Data to use
○ ○ ○

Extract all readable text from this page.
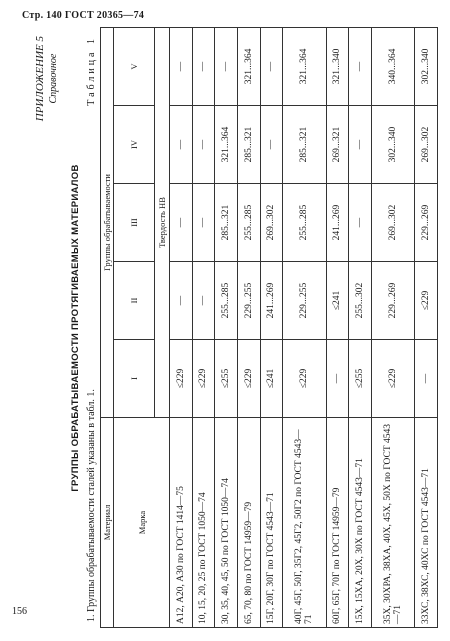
Стр. 140 ГОСТ 20365—74
ПРИЛОЖЕНИЕ 5 Справочное
ГРУППЫ ОБРАБАТЫВАЕМОСТИ ПРОТЯГИВАЕМЫХ МАТЕРИАЛОВ
1. Группы обрабатываемости сталей указаны в табл. 1.
Таблица 1
Материал	Группы обрабатываемости				
Марка	I	II	III	IV	V
	Твердость НВ				
А12, А20, А30 по ГОСТ 1414—75	≤229	—	—	—	—
10, 15, 20, 25 по ГОСТ 1050—74	≤229	—	—	—	—
30, 35, 40, 45, 50 по ГОСТ 1050—74	≤255	255...285	285...321	321...364	—
65, 70, 80 по ГОСТ 14959—79	≤229	229...255	255...285	285...321	321...364
15Г, 20Г, 30Г по ГОСТ 4543—71	≤241	241...269	269...302	—	—
40Г, 45Г, 50Г, 35Г2, 45Г2, 50Г2 по ГОСТ 4543—71	≤229	229...255	255...285	285...321	321...364
60Г, 65Г, 70Г по ГОСТ 14959—79	—	≤241	241...269	269...321	321...340
15Х, 15ХА, 20Х, 30Х по ГОСТ 4543—71	≤255	255...302	—	—	—
35Х, 30ХРА, 38ХА, 40Х, 45Х, 50Х по ГОСТ 4543—71	≤229	229...269	269...302	302...340	340...364
33ХС, 38ХС, 40ХС по ГОСТ 4543—71	—	≤229	229...269	269...302	302...340
156
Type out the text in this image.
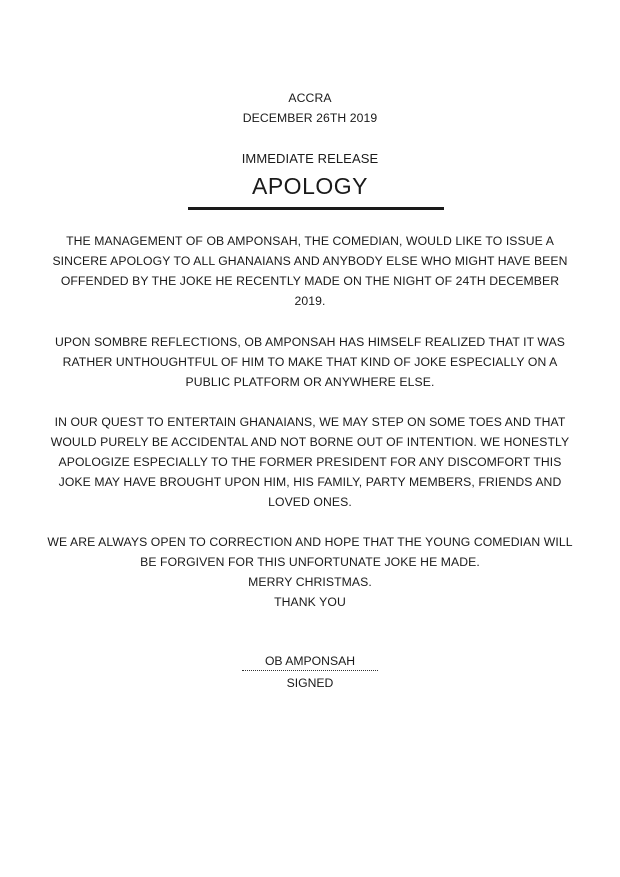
ACCRA
DECEMBER 26TH 2019
IMMEDIATE RELEASE
APOLOGY
THE MANAGEMENT OF OB AMPONSAH, THE COMEDIAN, WOULD LIKE TO ISSUE A
SINCERE APOLOGY TO ALL GHANAIANS AND ANYBODY ELSE WHO MIGHT HAVE BEEN
OFFENDED BY THE JOKE HE RECENTLY MADE ON THE NIGHT OF 24TH DECEMBER
2019.
UPON SOMBRE REFLECTIONS, OB AMPONSAH HAS HIMSELF REALIZED THAT IT WAS
RATHER UNTHOUGHTFUL OF HIM TO MAKE THAT KIND OF JOKE ESPECIALLY ON A
PUBLIC PLATFORM OR ANYWHERE ELSE.
IN OUR QUEST TO ENTERTAIN GHANAIANS, WE MAY STEP ON SOME TOES AND THAT
WOULD PURELY BE ACCIDENTAL AND NOT BORNE OUT OF INTENTION. WE HONESTLY
APOLOGIZE ESPECIALLY TO THE FORMER PRESIDENT FOR ANY DISCOMFORT THIS
JOKE MAY HAVE BROUGHT UPON HIM, HIS FAMILY, PARTY MEMBERS, FRIENDS AND
LOVED ONES.
WE ARE ALWAYS OPEN TO CORRECTION AND HOPE THAT THE YOUNG COMEDIAN WILL
BE FORGIVEN FOR THIS UNFORTUNATE JOKE HE MADE.
MERRY CHRISTMAS.
THANK YOU
OB AMPONSAH
SIGNED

○ ○ ○

Set problem
Search the entries for the string "COMEDIAN" and collect each line that has it.

Task response
THE MANAGEMENT OF OB AMPONSAH, THE COMEDIAN, WOULD LIKE TO ISSUE A
WE ARE ALWAYS OPEN TO CORRECTION AND HOPE THAT THE YOUNG COMEDIAN WILL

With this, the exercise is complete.